• [Task inputs]:
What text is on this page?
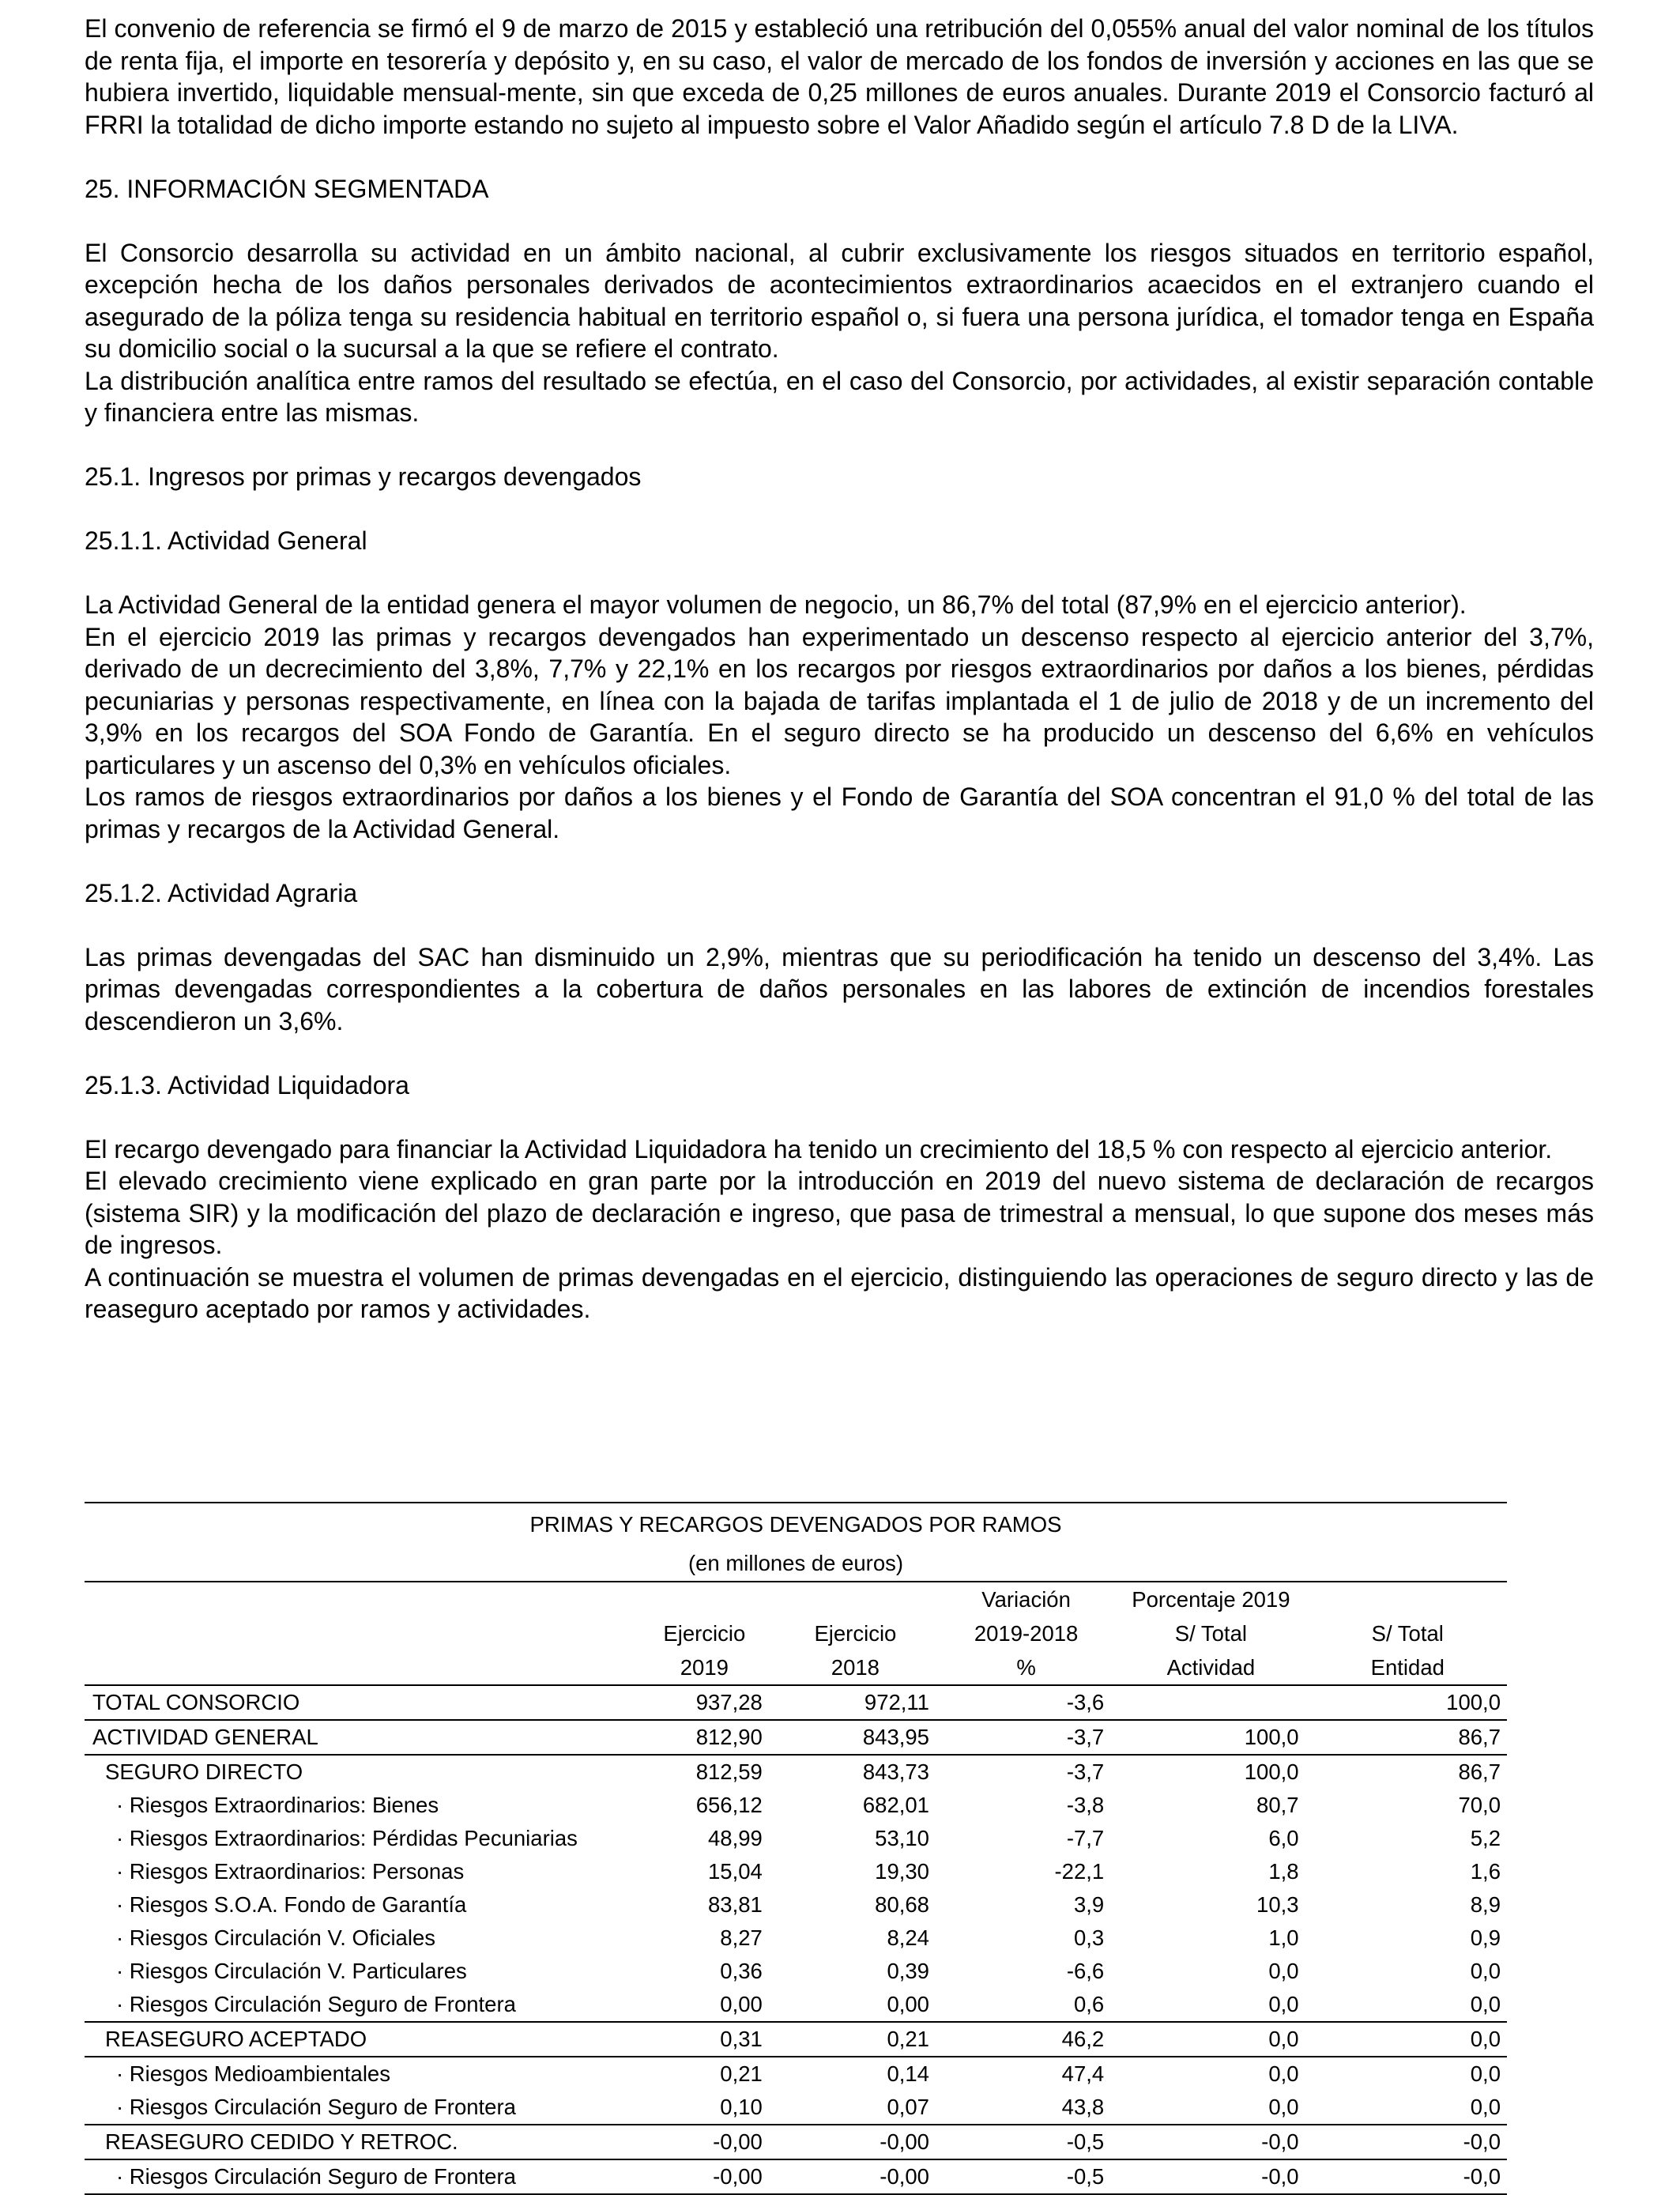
El convenio de referencia se firmó el 9 de marzo de 2015 y estableció una retribución del 0,055% anual del valor nominal de los títulos de renta fija, el importe en tesorería y depósito y, en su caso, el valor de mercado de los fondos de inversión y acciones en las que se hubiera invertido, liquidable mensual-mente, sin que exceda de 0,25 millones de euros anuales. Durante 2019 el Consorcio facturó al FRRI la totalidad de dicho importe estando no sujeto al impuesto sobre el Valor Añadido según el artículo 7.8 D de la LIVA.

25. INFORMACIÓN SEGMENTADA

El Consorcio desarrolla su actividad en un ámbito nacional, al cubrir exclusivamente los riesgos situados en territorio español, excepción hecha de los daños personales derivados de acontecimientos extraordinarios acaecidos en el extranjero cuando el asegurado de la póliza tenga su residencia habitual en territorio español o, si fuera una persona jurídica, el tomador tenga en España su domicilio social o la sucursal a la que se refiere el contrato.

La distribución analítica entre ramos del resultado se efectúa, en el caso del Consorcio, por actividades, al existir separación contable y financiera entre las mismas.

25.1. Ingresos por primas y recargos devengados

25.1.1. Actividad General

La Actividad General de la entidad genera el mayor volumen de negocio, un 86,7% del total (87,9% en el ejercicio anterior).

En el ejercicio 2019 las primas y recargos devengados han experimentado un descenso respecto al ejercicio anterior del 3,7%, derivado de un decrecimiento del 3,8%, 7,7% y 22,1% en los recargos por riesgos extraordinarios por daños a los bienes, pérdidas pecuniarias y personas respectivamente, en línea con la bajada de tarifas implantada el 1 de julio de 2018 y de un incremento del 3,9% en los recargos del SOA Fondo de Garantía. En el seguro directo se ha producido un descenso del 6,6% en vehículos particulares y un ascenso del 0,3% en vehículos oficiales.

Los ramos de riesgos extraordinarios por daños a los bienes y el Fondo de Garantía del SOA concentran el 91,0 % del total de las primas y recargos de la Actividad General.

25.1.2. Actividad Agraria

Las primas devengadas del SAC han disminuido un 2,9%, mientras que su periodificación ha tenido un descenso del 3,4%. Las primas devengadas correspondientes a la cobertura de daños personales en las labores de extinción de incendios forestales descendieron un 3,6%.

25.1.3. Actividad Liquidadora

El recargo devengado para financiar la Actividad Liquidadora ha tenido un crecimiento del 18,5 % con respecto al ejercicio anterior.

El elevado crecimiento viene explicado en gran parte por la introducción en 2019 del nuevo sistema de declaración de recargos (sistema SIR) y la modificación del plazo de declaración e ingreso, que pasa de trimestral a mensual, lo que supone dos meses más de ingresos.

A continuación se muestra el volumen de primas devengadas en el ejercicio, distinguiendo las operaciones de seguro directo y las de reaseguro aceptado por ramos y actividades.

PRIMAS Y RECARGOS DEVENGADOS POR RAMOS					
(en millones de euros)					
			Variación	Porcentaje 2019	
	Ejercicio	Ejercicio	2019-2018	S/ Total	S/ Total
	2019	2018	%	Actividad	Entidad
TOTAL CONSORCIO	937,28	972,11	-3,6		100,0
ACTIVIDAD GENERAL	812,90	843,95	-3,7	100,0	86,7
SEGURO DIRECTO	812,59	843,73	-3,7	100,0	86,7
· Riesgos Extraordinarios: Bienes	656,12	682,01	-3,8	80,7	70,0
· Riesgos Extraordinarios: Pérdidas Pecuniarias	48,99	53,10	-7,7	6,0	5,2
· Riesgos Extraordinarios: Personas	15,04	19,30	-22,1	1,8	1,6
· Riesgos S.O.A. Fondo de Garantía	83,81	80,68	3,9	10,3	8,9
· Riesgos Circulación V. Oficiales	8,27	8,24	0,3	1,0	0,9
· Riesgos Circulación V. Particulares	0,36	0,39	-6,6	0,0	0,0
· Riesgos Circulación Seguro de Frontera	0,00	0,00	0,6	0,0	0,0
REASEGURO ACEPTADO	0,31	0,21	46,2	0,0	0,0
· Riesgos Medioambientales	0,21	0,14	47,4	0,0	0,0
· Riesgos Circulación Seguro de Frontera	0,10	0,07	43,8	0,0	0,0
REASEGURO CEDIDO Y RETROC.	-0,00	-0,00	-0,5	-0,0	-0,0
· Riesgos Circulación Seguro de Frontera	-0,00	-0,00	-0,5	-0,0	-0,0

• [Set task]:
Set down all the entries exactly as they appear, but skip any pictures.

• [Exercise response]:
What text is on this page?
El convenio de referencia se firmó el 9 de marzo de 2015 y estableció una retribución del 0,055% anual del valor nominal de los títulos de renta fija, el importe en tesorería y depósito y, en su caso, el valor de mercado de los fondos de inversión y acciones en las que se hubiera invertido, liquidable mensual-mente, sin que exceda de 0,25 millones de euros anuales. Durante 2019 el Consorcio facturó al FRRI la totalidad de dicho importe estando no sujeto al impuesto sobre el Valor Añadido según el artículo 7.8 D de la LIVA.

25. INFORMACIÓN SEGMENTADA

El Consorcio desarrolla su actividad en un ámbito nacional, al cubrir exclusivamente los riesgos situados en territorio español, excepción hecha de los daños personales derivados de acontecimientos extraordinarios acaecidos en el extranjero cuando el asegurado de la póliza tenga su residencia habitual en territorio español o, si fuera una persona jurídica, el tomador tenga en España su domicilio social o la sucursal a la que se refiere el contrato.

La distribución analítica entre ramos del resultado se efectúa, en el caso del Consorcio, por actividades, al existir separación contable y financiera entre las mismas.

25.1. Ingresos por primas y recargos devengados

25.1.1. Actividad General

La Actividad General de la entidad genera el mayor volumen de negocio, un 86,7% del total (87,9% en el ejercicio anterior).

En el ejercicio 2019 las primas y recargos devengados han experimentado un descenso respecto al ejercicio anterior del 3,7%, derivado de un decrecimiento del 3,8%, 7,7% y 22,1% en los recargos por riesgos extraordinarios por daños a los bienes, pérdidas pecuniarias y personas respectivamente, en línea con la bajada de tarifas implantada el 1 de julio de 2018 y de un incremento del 3,9% en los recargos del SOA Fondo de Garantía. En el seguro directo se ha producido un descenso del 6,6% en vehículos particulares y un ascenso del 0,3% en vehículos oficiales.

Los ramos de riesgos extraordinarios por daños a los bienes y el Fondo de Garantía del SOA concentran el 91,0 % del total de las primas y recargos de la Actividad General.

25.1.2. Actividad Agraria

Las primas devengadas del SAC han disminuido un 2,9%, mientras que su periodificación ha tenido un descenso del 3,4%. Las primas devengadas correspondientes a la cobertura de daños personales en las labores de extinción de incendios forestales descendieron un 3,6%.

25.1.3. Actividad Liquidadora

El recargo devengado para financiar la Actividad Liquidadora ha tenido un crecimiento del 18,5 % con respecto al ejercicio anterior.

El elevado crecimiento viene explicado en gran parte por la introducción en 2019 del nuevo sistema de declaración de recargos (sistema SIR) y la modificación del plazo de declaración e ingreso, que pasa de trimestral a mensual, lo que supone dos meses más de ingresos.

A continuación se muestra el volumen de primas devengadas en el ejercicio, distinguiendo las operaciones de seguro directo y las de reaseguro aceptado por ramos y actividades.

PRIMAS Y RECARGOS DEVENGADOS POR RAMOS					
(en millones de euros)					
			Variación	Porcentaje 2019	
	Ejercicio	Ejercicio	2019-2018	S/ Total	S/ Total
	2019	2018	%	Actividad	Entidad
TOTAL CONSORCIO	937,28	972,11	-3,6		100,0
ACTIVIDAD GENERAL	812,90	843,95	-3,7	100,0	86,7
SEGURO DIRECTO	812,59	843,73	-3,7	100,0	86,7
· Riesgos Extraordinarios: Bienes	656,12	682,01	-3,8	80,7	70,0
· Riesgos Extraordinarios: Pérdidas Pecuniarias	48,99	53,10	-7,7	6,0	5,2
· Riesgos Extraordinarios: Personas	15,04	19,30	-22,1	1,8	1,6
· Riesgos S.O.A. Fondo de Garantía	83,81	80,68	3,9	10,3	8,9
· Riesgos Circulación V. Oficiales	8,27	8,24	0,3	1,0	0,9
· Riesgos Circulación V. Particulares	0,36	0,39	-6,6	0,0	0,0
· Riesgos Circulación Seguro de Frontera	0,00	0,00	0,6	0,0	0,0
REASEGURO ACEPTADO	0,31	0,21	46,2	0,0	0,0
· Riesgos Medioambientales	0,21	0,14	47,4	0,0	0,0
· Riesgos Circulación Seguro de Frontera	0,10	0,07	43,8	0,0	0,0
REASEGURO CEDIDO Y RETROC.	-0,00	-0,00	-0,5	-0,0	-0,0
· Riesgos Circulación Seguro de Frontera	-0,00	-0,00	-0,5	-0,0	-0,0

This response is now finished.